— Set problem —
Check every line of the entries below for the word "email", and copy the ones that have it.

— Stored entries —
· · · · ·
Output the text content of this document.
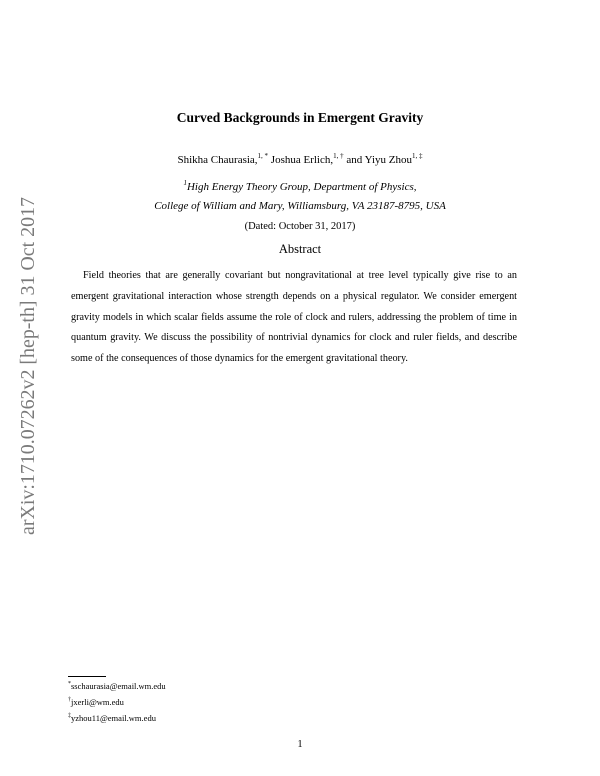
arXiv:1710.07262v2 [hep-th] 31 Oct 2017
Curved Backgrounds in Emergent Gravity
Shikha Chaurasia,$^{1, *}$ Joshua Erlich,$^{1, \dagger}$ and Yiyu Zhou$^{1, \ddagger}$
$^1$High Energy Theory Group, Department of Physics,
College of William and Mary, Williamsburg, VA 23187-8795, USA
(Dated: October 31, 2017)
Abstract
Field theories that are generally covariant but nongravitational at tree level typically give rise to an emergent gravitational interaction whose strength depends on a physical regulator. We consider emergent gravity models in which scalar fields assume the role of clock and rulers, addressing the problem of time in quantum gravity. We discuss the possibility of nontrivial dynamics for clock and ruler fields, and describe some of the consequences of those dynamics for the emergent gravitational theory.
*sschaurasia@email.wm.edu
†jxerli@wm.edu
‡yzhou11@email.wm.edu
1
· · · · ·
— Complete response —
*sschaurasia@email.wm.edu
‡yzhou11@email.wm.edu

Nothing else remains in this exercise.